(Stored data)
━━━━━━━━━━
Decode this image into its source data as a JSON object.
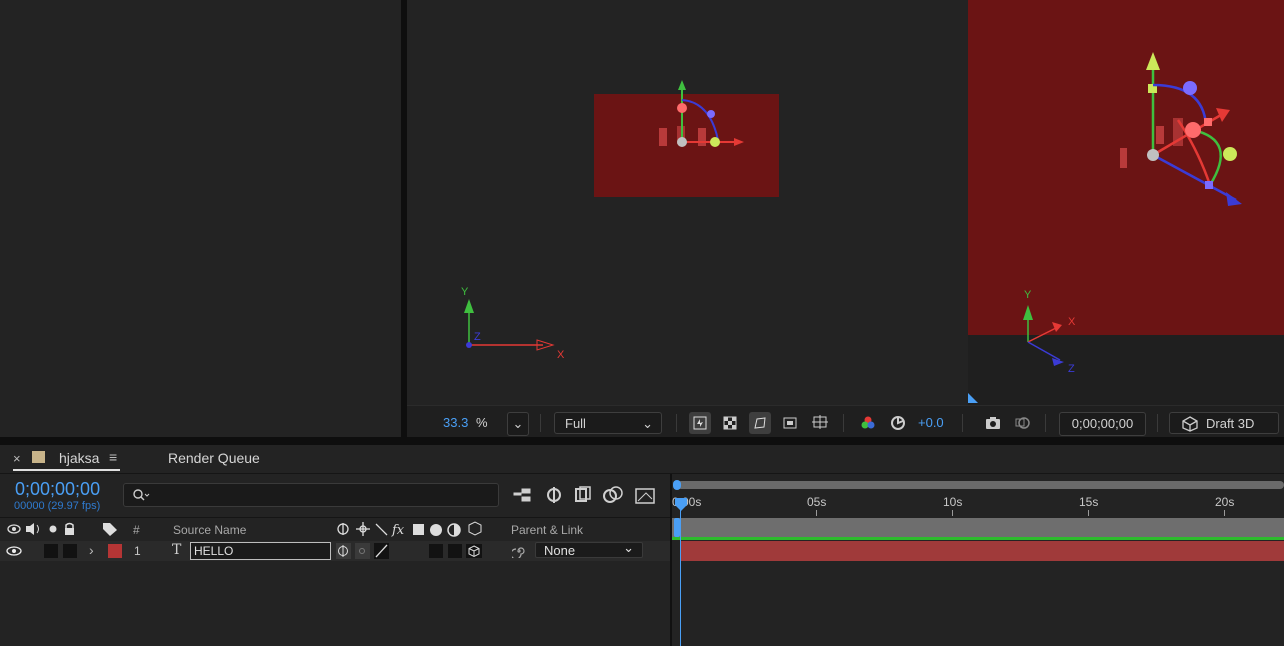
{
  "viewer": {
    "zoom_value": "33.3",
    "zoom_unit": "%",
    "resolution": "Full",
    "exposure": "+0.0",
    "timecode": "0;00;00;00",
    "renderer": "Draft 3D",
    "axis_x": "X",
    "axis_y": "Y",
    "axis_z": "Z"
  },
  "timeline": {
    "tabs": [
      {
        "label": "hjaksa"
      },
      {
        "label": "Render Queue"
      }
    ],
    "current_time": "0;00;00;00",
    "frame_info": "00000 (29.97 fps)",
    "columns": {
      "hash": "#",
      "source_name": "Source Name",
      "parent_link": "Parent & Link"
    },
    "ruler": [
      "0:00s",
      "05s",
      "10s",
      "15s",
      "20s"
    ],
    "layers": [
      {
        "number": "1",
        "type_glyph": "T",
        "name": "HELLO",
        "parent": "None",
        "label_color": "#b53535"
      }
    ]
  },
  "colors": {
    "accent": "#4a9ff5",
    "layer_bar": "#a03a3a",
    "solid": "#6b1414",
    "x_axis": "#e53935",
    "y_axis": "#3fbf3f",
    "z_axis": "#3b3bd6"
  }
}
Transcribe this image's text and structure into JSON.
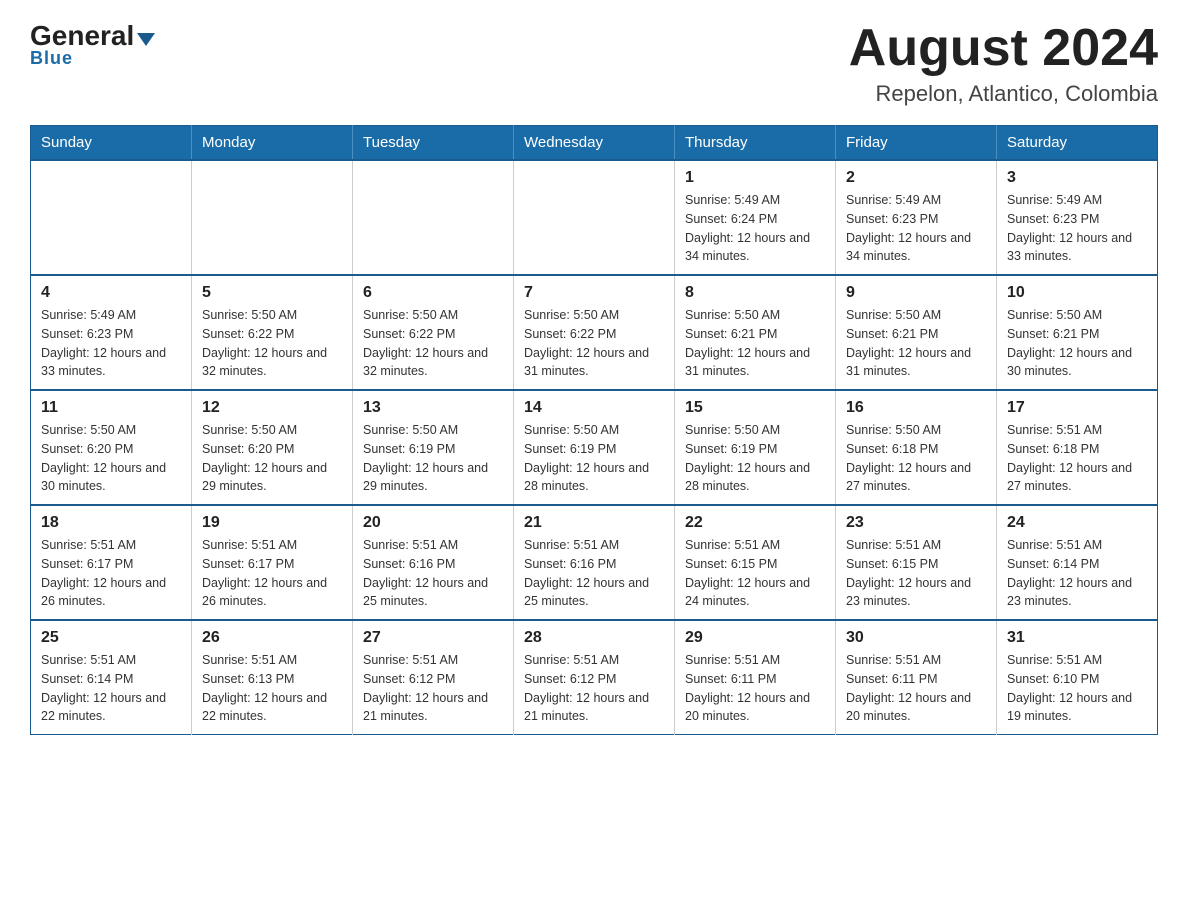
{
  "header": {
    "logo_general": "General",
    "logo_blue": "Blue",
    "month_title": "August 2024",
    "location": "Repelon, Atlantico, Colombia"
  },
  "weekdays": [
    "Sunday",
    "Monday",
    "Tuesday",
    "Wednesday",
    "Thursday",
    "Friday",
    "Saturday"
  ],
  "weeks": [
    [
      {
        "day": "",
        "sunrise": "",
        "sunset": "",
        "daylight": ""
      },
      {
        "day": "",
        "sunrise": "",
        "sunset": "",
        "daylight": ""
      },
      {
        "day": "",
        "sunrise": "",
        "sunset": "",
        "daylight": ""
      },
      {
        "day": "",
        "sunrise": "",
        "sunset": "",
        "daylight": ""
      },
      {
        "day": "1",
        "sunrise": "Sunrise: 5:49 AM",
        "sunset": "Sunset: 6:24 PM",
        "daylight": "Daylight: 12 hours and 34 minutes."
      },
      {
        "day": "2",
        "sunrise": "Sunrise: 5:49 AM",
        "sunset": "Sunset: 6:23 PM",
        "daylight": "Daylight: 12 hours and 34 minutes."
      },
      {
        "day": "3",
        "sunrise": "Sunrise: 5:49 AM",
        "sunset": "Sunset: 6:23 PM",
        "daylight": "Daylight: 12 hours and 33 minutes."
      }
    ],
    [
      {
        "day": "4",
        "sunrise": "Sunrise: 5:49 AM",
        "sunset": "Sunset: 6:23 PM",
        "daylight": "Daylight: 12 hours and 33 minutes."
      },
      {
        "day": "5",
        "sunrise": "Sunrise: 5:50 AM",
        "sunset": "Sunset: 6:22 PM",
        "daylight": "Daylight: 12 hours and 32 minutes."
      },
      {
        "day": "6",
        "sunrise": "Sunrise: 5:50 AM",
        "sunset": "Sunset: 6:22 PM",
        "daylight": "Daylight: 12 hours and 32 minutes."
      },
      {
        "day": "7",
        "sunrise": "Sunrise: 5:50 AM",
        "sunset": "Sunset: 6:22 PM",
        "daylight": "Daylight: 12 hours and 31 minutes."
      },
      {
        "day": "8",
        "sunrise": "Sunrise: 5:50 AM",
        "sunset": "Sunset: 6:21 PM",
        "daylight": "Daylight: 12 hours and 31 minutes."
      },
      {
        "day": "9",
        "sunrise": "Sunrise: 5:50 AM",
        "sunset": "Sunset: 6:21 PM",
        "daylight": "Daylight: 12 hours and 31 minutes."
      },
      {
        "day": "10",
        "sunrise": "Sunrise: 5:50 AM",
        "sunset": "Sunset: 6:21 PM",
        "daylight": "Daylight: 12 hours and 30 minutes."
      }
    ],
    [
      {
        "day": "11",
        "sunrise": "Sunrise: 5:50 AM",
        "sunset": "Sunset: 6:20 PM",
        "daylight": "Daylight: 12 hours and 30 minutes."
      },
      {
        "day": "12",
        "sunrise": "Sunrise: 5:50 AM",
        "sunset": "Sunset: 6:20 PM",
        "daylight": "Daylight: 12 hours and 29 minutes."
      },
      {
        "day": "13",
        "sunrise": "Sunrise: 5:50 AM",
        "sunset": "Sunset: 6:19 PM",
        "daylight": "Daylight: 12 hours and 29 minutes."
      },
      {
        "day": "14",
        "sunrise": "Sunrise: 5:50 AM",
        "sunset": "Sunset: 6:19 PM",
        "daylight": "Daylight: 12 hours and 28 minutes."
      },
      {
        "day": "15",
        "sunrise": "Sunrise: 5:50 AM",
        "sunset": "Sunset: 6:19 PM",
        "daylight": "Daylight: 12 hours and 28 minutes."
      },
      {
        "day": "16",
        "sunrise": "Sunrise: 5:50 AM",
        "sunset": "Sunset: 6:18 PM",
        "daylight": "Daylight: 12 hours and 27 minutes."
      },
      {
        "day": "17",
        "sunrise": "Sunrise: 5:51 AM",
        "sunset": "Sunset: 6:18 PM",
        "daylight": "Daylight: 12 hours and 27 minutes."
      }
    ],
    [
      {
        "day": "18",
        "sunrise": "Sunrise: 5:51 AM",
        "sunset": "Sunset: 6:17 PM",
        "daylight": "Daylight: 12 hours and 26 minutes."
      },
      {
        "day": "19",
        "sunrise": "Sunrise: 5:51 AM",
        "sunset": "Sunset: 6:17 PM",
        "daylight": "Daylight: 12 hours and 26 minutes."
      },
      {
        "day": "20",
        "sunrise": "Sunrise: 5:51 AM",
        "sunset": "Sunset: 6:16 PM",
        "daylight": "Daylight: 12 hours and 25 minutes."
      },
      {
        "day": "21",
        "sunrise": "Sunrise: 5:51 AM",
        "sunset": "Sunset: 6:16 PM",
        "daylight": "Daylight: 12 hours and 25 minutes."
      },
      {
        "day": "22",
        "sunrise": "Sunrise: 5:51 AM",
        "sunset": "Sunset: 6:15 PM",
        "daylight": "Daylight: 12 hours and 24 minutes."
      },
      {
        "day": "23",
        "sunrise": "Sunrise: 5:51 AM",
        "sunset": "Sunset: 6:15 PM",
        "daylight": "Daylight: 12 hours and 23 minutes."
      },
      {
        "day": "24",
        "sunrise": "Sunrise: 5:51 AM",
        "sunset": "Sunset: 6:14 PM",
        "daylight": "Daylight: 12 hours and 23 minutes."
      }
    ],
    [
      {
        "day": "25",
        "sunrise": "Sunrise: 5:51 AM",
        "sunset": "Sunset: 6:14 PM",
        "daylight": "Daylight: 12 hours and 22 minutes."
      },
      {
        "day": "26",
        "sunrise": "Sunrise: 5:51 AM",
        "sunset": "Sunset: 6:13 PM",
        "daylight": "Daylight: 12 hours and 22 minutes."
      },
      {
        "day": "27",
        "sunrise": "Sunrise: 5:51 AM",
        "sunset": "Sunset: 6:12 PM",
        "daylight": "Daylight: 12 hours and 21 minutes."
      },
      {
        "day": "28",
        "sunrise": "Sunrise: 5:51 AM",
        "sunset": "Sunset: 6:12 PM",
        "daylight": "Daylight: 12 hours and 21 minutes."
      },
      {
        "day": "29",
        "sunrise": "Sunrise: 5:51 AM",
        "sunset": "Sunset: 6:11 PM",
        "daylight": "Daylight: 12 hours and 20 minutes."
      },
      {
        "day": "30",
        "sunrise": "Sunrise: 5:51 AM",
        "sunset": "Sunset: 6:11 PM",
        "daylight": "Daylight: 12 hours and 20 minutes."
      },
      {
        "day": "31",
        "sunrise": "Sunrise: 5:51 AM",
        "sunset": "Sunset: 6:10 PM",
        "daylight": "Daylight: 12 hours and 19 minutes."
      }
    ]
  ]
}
━━━━━━━━━━
What to do:
Repeat all of the entries word for word, but omit the pictures.

Task output:
Decode this image into its source data as a JSON object.
{
  "viewer": {
    "zoom_value": "33.3",
    "zoom_unit": "%",
    "resolution": "Full",
    "exposure": "+0.0",
    "timecode": "0;00;00;00",
    "renderer": "Draft 3D",
    "axis_x": "X",
    "axis_y": "Y",
    "axis_z": "Z"
  },
  "timeline": {
    "tabs": [
      {
        "label": "hjaksa"
      },
      {
        "label": "Render Queue"
      }
    ],
    "current_time": "0;00;00;00",
    "frame_info": "00000 (29.97 fps)",
    "columns": {
      "hash": "#",
      "source_name": "Source Name",
      "parent_link": "Parent & Link"
    },
    "ruler": [
      "0:00s",
      "05s",
      "10s",
      "15s",
      "20s"
    ],
    "layers": [
      {
        "number": "1",
        "type_glyph": "T",
        "name": "HELLO",
        "parent": "None",
        "label_color": "#b53535"
      }
    ]
  },
  "colors": {
    "accent": "#4a9ff5",
    "layer_bar": "#a03a3a",
    "solid": "#6b1414",
    "x_axis": "#e53935",
    "y_axis": "#3fbf3f",
    "z_axis": "#3b3bd6"
  }
}
Transcribe this image's text and structure into JSON.
{
  "header": {
    "logo_general": "General",
    "logo_blue": "Blue",
    "month_title": "August 2024",
    "location": "Repelon, Atlantico, Colombia"
  },
  "weekdays": [
    "Sunday",
    "Monday",
    "Tuesday",
    "Wednesday",
    "Thursday",
    "Friday",
    "Saturday"
  ],
  "weeks": [
    [
      {
        "day": "",
        "sunrise": "",
        "sunset": "",
        "daylight": ""
      },
      {
        "day": "",
        "sunrise": "",
        "sunset": "",
        "daylight": ""
      },
      {
        "day": "",
        "sunrise": "",
        "sunset": "",
        "daylight": ""
      },
      {
        "day": "",
        "sunrise": "",
        "sunset": "",
        "daylight": ""
      },
      {
        "day": "1",
        "sunrise": "Sunrise: 5:49 AM",
        "sunset": "Sunset: 6:24 PM",
        "daylight": "Daylight: 12 hours and 34 minutes."
      },
      {
        "day": "2",
        "sunrise": "Sunrise: 5:49 AM",
        "sunset": "Sunset: 6:23 PM",
        "daylight": "Daylight: 12 hours and 34 minutes."
      },
      {
        "day": "3",
        "sunrise": "Sunrise: 5:49 AM",
        "sunset": "Sunset: 6:23 PM",
        "daylight": "Daylight: 12 hours and 33 minutes."
      }
    ],
    [
      {
        "day": "4",
        "sunrise": "Sunrise: 5:49 AM",
        "sunset": "Sunset: 6:23 PM",
        "daylight": "Daylight: 12 hours and 33 minutes."
      },
      {
        "day": "5",
        "sunrise": "Sunrise: 5:50 AM",
        "sunset": "Sunset: 6:22 PM",
        "daylight": "Daylight: 12 hours and 32 minutes."
      },
      {
        "day": "6",
        "sunrise": "Sunrise: 5:50 AM",
        "sunset": "Sunset: 6:22 PM",
        "daylight": "Daylight: 12 hours and 32 minutes."
      },
      {
        "day": "7",
        "sunrise": "Sunrise: 5:50 AM",
        "sunset": "Sunset: 6:22 PM",
        "daylight": "Daylight: 12 hours and 31 minutes."
      },
      {
        "day": "8",
        "sunrise": "Sunrise: 5:50 AM",
        "sunset": "Sunset: 6:21 PM",
        "daylight": "Daylight: 12 hours and 31 minutes."
      },
      {
        "day": "9",
        "sunrise": "Sunrise: 5:50 AM",
        "sunset": "Sunset: 6:21 PM",
        "daylight": "Daylight: 12 hours and 31 minutes."
      },
      {
        "day": "10",
        "sunrise": "Sunrise: 5:50 AM",
        "sunset": "Sunset: 6:21 PM",
        "daylight": "Daylight: 12 hours and 30 minutes."
      }
    ],
    [
      {
        "day": "11",
        "sunrise": "Sunrise: 5:50 AM",
        "sunset": "Sunset: 6:20 PM",
        "daylight": "Daylight: 12 hours and 30 minutes."
      },
      {
        "day": "12",
        "sunrise": "Sunrise: 5:50 AM",
        "sunset": "Sunset: 6:20 PM",
        "daylight": "Daylight: 12 hours and 29 minutes."
      },
      {
        "day": "13",
        "sunrise": "Sunrise: 5:50 AM",
        "sunset": "Sunset: 6:19 PM",
        "daylight": "Daylight: 12 hours and 29 minutes."
      },
      {
        "day": "14",
        "sunrise": "Sunrise: 5:50 AM",
        "sunset": "Sunset: 6:19 PM",
        "daylight": "Daylight: 12 hours and 28 minutes."
      },
      {
        "day": "15",
        "sunrise": "Sunrise: 5:50 AM",
        "sunset": "Sunset: 6:19 PM",
        "daylight": "Daylight: 12 hours and 28 minutes."
      },
      {
        "day": "16",
        "sunrise": "Sunrise: 5:50 AM",
        "sunset": "Sunset: 6:18 PM",
        "daylight": "Daylight: 12 hours and 27 minutes."
      },
      {
        "day": "17",
        "sunrise": "Sunrise: 5:51 AM",
        "sunset": "Sunset: 6:18 PM",
        "daylight": "Daylight: 12 hours and 27 minutes."
      }
    ],
    [
      {
        "day": "18",
        "sunrise": "Sunrise: 5:51 AM",
        "sunset": "Sunset: 6:17 PM",
        "daylight": "Daylight: 12 hours and 26 minutes."
      },
      {
        "day": "19",
        "sunrise": "Sunrise: 5:51 AM",
        "sunset": "Sunset: 6:17 PM",
        "daylight": "Daylight: 12 hours and 26 minutes."
      },
      {
        "day": "20",
        "sunrise": "Sunrise: 5:51 AM",
        "sunset": "Sunset: 6:16 PM",
        "daylight": "Daylight: 12 hours and 25 minutes."
      },
      {
        "day": "21",
        "sunrise": "Sunrise: 5:51 AM",
        "sunset": "Sunset: 6:16 PM",
        "daylight": "Daylight: 12 hours and 25 minutes."
      },
      {
        "day": "22",
        "sunrise": "Sunrise: 5:51 AM",
        "sunset": "Sunset: 6:15 PM",
        "daylight": "Daylight: 12 hours and 24 minutes."
      },
      {
        "day": "23",
        "sunrise": "Sunrise: 5:51 AM",
        "sunset": "Sunset: 6:15 PM",
        "daylight": "Daylight: 12 hours and 23 minutes."
      },
      {
        "day": "24",
        "sunrise": "Sunrise: 5:51 AM",
        "sunset": "Sunset: 6:14 PM",
        "daylight": "Daylight: 12 hours and 23 minutes."
      }
    ],
    [
      {
        "day": "25",
        "sunrise": "Sunrise: 5:51 AM",
        "sunset": "Sunset: 6:14 PM",
        "daylight": "Daylight: 12 hours and 22 minutes."
      },
      {
        "day": "26",
        "sunrise": "Sunrise: 5:51 AM",
        "sunset": "Sunset: 6:13 PM",
        "daylight": "Daylight: 12 hours and 22 minutes."
      },
      {
        "day": "27",
        "sunrise": "Sunrise: 5:51 AM",
        "sunset": "Sunset: 6:12 PM",
        "daylight": "Daylight: 12 hours and 21 minutes."
      },
      {
        "day": "28",
        "sunrise": "Sunrise: 5:51 AM",
        "sunset": "Sunset: 6:12 PM",
        "daylight": "Daylight: 12 hours and 21 minutes."
      },
      {
        "day": "29",
        "sunrise": "Sunrise: 5:51 AM",
        "sunset": "Sunset: 6:11 PM",
        "daylight": "Daylight: 12 hours and 20 minutes."
      },
      {
        "day": "30",
        "sunrise": "Sunrise: 5:51 AM",
        "sunset": "Sunset: 6:11 PM",
        "daylight": "Daylight: 12 hours and 20 minutes."
      },
      {
        "day": "31",
        "sunrise": "Sunrise: 5:51 AM",
        "sunset": "Sunset: 6:10 PM",
        "daylight": "Daylight: 12 hours and 19 minutes."
      }
    ]
  ]
}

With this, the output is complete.